===== Given entries
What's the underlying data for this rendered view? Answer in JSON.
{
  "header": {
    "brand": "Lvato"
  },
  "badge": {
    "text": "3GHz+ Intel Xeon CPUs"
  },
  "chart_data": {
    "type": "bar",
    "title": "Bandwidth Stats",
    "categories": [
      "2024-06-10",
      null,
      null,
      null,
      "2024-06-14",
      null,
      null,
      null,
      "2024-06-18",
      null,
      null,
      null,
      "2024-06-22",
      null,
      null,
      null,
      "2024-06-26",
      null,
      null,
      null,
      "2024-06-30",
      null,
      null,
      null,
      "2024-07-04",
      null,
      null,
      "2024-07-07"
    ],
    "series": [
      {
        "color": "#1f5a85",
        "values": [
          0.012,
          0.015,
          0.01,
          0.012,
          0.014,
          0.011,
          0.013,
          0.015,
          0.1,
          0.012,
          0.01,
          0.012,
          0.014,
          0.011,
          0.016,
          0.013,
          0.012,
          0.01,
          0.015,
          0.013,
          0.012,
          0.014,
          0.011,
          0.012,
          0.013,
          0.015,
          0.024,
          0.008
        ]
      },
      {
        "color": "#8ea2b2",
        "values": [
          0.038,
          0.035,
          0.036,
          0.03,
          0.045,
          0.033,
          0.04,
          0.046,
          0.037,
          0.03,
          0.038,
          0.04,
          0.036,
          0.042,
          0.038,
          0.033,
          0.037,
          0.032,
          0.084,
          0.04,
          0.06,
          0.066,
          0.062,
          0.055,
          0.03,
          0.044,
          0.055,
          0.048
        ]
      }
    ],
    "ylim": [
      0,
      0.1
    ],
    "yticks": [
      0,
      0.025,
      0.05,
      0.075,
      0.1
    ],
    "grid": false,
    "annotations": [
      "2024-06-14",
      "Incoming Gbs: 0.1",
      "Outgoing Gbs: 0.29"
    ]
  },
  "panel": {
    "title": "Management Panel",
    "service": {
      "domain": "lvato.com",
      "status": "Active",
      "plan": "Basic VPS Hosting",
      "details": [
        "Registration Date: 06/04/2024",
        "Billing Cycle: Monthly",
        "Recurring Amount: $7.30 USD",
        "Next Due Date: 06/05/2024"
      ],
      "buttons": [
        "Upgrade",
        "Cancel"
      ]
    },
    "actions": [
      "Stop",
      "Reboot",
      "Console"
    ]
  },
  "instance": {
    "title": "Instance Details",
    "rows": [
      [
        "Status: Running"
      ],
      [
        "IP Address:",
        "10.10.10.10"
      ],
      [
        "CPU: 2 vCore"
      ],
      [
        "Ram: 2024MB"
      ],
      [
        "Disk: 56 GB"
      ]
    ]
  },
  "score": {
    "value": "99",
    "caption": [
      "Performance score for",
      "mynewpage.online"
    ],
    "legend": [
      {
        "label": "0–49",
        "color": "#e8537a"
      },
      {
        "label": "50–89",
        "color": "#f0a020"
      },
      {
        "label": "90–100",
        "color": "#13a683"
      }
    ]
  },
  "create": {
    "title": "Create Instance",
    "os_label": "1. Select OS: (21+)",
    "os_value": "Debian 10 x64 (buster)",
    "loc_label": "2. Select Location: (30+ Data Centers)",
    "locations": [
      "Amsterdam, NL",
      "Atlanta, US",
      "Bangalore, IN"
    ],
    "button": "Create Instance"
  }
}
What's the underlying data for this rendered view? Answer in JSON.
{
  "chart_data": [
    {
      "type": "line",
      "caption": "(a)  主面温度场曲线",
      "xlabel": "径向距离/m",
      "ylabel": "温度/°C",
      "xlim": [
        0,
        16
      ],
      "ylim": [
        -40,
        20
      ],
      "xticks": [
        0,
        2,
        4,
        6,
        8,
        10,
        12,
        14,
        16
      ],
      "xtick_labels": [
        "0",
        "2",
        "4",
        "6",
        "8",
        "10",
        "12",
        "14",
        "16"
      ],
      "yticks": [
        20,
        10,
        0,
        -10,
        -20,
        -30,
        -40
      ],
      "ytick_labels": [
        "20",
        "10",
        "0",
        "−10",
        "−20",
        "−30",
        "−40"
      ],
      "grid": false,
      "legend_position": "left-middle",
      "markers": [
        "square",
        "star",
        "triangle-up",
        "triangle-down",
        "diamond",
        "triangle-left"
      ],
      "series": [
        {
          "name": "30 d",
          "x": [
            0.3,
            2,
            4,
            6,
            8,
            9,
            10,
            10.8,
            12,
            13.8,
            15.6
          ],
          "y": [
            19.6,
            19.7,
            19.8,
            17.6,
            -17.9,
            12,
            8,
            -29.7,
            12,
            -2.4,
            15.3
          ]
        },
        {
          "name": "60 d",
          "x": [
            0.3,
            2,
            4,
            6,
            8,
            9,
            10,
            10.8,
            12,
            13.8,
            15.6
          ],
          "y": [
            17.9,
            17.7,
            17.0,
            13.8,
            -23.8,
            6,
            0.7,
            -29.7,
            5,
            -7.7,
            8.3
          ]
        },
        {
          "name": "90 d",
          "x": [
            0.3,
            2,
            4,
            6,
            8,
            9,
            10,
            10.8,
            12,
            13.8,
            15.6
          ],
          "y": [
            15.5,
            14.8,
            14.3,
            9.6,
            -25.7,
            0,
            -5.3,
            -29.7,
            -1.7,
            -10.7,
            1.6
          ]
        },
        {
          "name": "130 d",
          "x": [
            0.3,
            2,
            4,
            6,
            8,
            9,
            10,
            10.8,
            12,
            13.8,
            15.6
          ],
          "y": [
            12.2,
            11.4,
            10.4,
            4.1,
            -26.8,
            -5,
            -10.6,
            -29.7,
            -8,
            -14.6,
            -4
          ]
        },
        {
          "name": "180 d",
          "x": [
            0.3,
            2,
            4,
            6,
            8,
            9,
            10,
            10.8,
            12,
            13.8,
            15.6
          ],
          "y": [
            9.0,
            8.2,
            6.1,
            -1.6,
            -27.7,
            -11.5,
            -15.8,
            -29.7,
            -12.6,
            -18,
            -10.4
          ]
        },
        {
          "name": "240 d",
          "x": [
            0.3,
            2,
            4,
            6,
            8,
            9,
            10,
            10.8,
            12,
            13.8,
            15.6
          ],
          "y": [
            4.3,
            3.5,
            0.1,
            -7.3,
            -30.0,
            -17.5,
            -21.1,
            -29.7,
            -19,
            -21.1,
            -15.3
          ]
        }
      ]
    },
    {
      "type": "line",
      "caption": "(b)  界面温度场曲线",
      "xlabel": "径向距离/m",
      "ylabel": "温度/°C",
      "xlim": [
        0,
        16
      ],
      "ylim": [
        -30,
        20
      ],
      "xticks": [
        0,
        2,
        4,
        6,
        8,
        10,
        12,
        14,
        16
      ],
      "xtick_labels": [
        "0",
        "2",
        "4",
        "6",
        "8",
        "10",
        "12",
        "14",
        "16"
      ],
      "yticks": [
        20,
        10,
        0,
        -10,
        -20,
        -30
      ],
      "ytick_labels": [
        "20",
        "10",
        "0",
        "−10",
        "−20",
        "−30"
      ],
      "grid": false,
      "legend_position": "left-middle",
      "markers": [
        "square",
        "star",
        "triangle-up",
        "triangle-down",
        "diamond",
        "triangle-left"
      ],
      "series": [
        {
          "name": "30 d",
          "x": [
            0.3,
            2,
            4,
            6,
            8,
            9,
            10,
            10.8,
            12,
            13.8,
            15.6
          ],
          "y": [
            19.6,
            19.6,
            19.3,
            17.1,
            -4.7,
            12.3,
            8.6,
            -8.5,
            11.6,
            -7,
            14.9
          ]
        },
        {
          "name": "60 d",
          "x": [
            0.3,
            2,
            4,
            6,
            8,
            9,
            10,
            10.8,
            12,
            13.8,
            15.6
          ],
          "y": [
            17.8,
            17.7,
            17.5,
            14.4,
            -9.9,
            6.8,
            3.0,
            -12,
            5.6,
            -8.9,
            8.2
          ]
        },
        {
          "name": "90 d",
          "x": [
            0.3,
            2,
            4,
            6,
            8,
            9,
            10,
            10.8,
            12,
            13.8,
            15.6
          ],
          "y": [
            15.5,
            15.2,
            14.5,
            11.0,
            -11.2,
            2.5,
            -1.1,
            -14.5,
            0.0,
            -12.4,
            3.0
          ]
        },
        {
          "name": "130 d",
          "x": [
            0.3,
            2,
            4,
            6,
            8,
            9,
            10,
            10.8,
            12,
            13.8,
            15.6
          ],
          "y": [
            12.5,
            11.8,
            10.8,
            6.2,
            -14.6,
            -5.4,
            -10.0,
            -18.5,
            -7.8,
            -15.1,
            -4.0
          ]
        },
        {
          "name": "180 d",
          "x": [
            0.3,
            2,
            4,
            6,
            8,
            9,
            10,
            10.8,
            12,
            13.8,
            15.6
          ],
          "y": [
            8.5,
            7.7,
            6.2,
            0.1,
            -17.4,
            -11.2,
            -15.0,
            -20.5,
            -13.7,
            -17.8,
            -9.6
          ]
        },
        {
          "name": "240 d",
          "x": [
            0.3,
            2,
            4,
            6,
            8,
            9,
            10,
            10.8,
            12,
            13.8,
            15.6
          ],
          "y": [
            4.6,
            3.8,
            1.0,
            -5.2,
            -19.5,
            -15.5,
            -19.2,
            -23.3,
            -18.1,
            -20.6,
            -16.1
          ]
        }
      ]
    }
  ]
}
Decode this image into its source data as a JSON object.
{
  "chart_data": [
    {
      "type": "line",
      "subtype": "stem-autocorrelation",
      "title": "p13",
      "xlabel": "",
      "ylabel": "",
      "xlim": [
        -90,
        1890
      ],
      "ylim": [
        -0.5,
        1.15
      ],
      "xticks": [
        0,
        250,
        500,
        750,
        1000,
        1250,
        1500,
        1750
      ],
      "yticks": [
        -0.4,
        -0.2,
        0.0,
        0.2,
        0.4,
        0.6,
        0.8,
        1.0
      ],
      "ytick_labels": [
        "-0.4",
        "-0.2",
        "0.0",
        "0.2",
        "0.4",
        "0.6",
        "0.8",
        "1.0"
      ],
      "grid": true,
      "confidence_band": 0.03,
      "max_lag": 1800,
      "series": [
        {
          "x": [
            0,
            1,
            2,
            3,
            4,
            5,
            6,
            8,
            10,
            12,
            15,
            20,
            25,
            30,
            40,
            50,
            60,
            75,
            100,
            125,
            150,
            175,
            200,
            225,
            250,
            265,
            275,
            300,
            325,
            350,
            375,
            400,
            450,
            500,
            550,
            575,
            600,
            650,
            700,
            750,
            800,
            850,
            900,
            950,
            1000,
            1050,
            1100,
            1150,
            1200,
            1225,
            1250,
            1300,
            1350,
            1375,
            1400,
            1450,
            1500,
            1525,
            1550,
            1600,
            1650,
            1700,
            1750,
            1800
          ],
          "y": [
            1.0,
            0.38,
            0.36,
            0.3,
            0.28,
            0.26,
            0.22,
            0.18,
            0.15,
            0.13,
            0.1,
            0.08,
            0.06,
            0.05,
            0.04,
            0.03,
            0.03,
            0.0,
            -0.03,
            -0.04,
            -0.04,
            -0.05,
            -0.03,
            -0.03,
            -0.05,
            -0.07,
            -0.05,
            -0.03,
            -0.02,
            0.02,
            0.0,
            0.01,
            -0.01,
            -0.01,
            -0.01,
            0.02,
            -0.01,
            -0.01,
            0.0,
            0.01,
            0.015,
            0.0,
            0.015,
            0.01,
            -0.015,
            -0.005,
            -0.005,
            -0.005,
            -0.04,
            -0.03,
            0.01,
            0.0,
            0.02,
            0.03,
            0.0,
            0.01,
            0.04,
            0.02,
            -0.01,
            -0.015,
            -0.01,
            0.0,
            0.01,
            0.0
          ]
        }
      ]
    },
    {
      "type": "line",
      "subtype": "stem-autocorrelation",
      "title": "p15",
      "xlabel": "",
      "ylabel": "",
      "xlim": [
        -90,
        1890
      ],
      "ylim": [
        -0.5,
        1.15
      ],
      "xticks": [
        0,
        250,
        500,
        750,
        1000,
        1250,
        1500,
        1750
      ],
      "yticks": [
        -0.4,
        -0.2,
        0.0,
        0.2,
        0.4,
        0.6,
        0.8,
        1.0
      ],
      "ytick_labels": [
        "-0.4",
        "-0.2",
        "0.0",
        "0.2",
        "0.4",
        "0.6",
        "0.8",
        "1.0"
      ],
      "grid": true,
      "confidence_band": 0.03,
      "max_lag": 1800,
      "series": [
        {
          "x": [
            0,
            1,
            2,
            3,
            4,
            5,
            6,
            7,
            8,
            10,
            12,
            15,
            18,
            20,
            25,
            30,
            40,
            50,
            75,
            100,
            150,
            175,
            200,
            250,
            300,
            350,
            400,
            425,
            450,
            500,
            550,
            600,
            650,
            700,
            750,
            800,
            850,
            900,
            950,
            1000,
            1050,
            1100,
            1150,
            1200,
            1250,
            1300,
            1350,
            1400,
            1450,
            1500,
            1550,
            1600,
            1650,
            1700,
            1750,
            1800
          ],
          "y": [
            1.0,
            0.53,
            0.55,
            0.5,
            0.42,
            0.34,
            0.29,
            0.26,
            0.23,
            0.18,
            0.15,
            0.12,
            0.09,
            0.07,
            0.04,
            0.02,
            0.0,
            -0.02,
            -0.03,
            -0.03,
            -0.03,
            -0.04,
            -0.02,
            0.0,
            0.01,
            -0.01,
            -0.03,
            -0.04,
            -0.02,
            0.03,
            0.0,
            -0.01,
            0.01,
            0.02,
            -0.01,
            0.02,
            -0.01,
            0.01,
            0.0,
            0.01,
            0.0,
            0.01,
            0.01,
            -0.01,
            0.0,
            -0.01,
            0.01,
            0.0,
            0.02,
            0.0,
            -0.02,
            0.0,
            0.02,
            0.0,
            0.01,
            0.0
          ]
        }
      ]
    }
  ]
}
==========
*Goal*
In the records above, find each line holding "title" and copy it.

*Complete answer*
    "title": "Bandwidth Stats",
    "title": "Management Panel",
    "title": "Instance Details",
    "title": "Create Instance",
      "title": "p13",
      "title": "p15",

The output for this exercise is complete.